STATED GOAL: Find each line with the string "write" and report it.

::::

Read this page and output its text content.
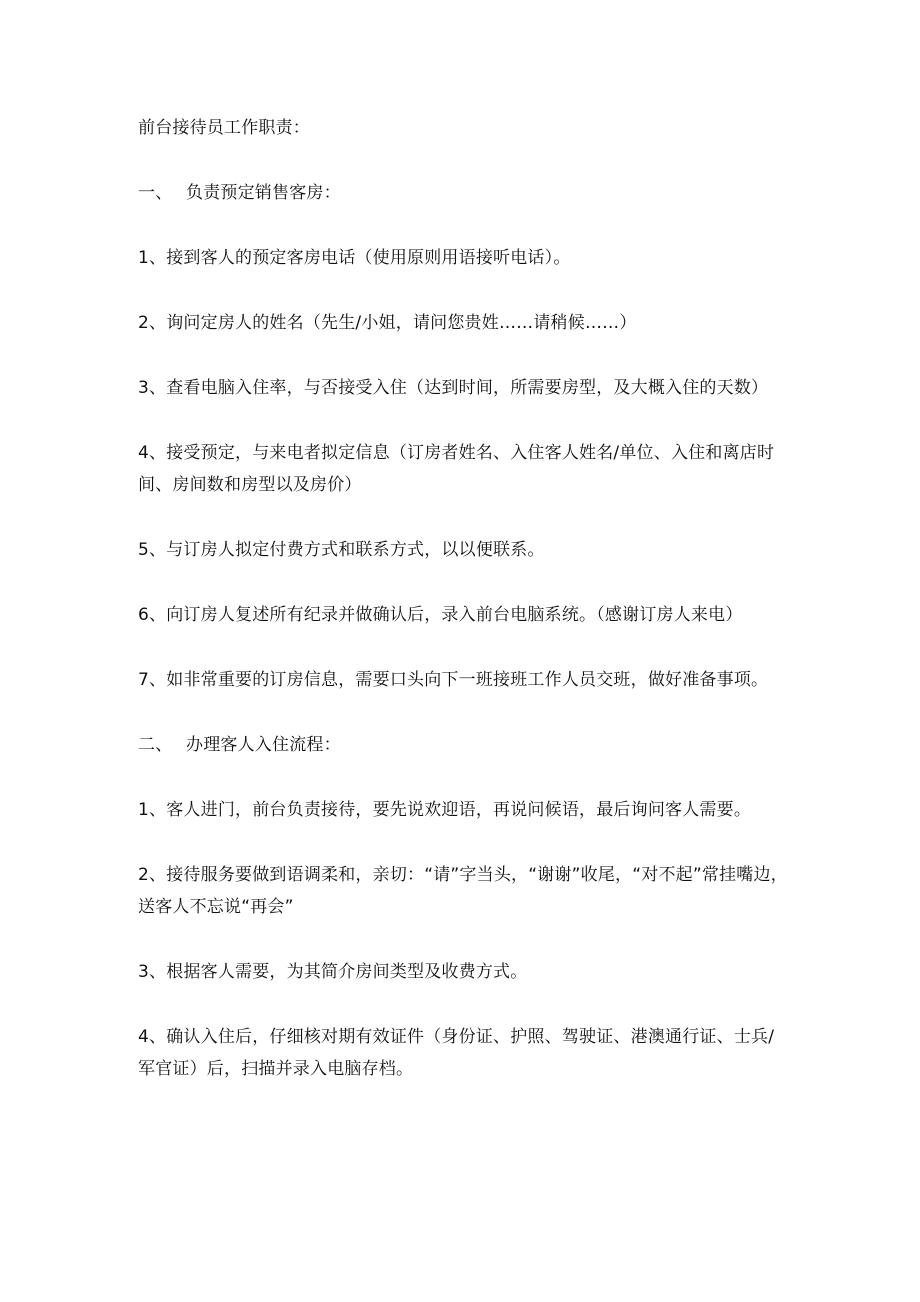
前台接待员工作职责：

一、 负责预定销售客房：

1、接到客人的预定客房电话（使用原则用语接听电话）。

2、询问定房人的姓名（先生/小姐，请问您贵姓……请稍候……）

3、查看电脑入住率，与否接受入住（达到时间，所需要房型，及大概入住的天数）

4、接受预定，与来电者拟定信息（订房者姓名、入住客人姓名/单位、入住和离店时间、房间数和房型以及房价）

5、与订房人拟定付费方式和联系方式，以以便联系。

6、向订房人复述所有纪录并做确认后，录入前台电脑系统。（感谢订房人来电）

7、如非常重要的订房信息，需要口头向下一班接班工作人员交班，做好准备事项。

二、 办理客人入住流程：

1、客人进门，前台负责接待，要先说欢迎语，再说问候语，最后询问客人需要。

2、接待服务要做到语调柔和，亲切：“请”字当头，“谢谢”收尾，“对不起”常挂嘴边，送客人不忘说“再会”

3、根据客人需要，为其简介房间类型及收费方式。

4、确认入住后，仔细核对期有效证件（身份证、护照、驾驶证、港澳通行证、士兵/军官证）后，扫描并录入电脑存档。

::::

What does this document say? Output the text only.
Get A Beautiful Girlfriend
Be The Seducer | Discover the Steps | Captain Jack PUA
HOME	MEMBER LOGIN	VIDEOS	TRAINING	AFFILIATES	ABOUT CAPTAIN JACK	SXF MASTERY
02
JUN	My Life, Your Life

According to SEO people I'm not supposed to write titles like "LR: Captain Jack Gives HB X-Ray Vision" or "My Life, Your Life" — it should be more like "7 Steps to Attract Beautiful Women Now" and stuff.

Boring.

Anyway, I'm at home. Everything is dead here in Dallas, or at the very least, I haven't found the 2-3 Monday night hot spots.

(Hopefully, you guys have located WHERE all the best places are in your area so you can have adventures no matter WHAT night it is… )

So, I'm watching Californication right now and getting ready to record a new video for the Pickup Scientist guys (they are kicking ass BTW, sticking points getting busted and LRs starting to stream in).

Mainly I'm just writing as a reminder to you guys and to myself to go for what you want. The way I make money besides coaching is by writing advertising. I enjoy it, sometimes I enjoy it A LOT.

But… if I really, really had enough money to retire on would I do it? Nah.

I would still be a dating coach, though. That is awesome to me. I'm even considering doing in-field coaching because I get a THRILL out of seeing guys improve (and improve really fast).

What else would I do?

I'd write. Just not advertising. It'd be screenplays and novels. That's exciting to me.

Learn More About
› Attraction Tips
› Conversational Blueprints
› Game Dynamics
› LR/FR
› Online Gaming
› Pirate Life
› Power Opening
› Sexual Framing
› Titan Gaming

::::

FINAL ANSWER:
According to SEO people I'm not supposed to write titles like "LR: Captain Jack Gives HB X-Ray Vision" or "My Life, Your Life" — it should be more like "7 Steps to Attract Beautiful Women Now" and stuff.
I'd write. Just not advertising. It'd be screenplays and novels. That's exciting to me.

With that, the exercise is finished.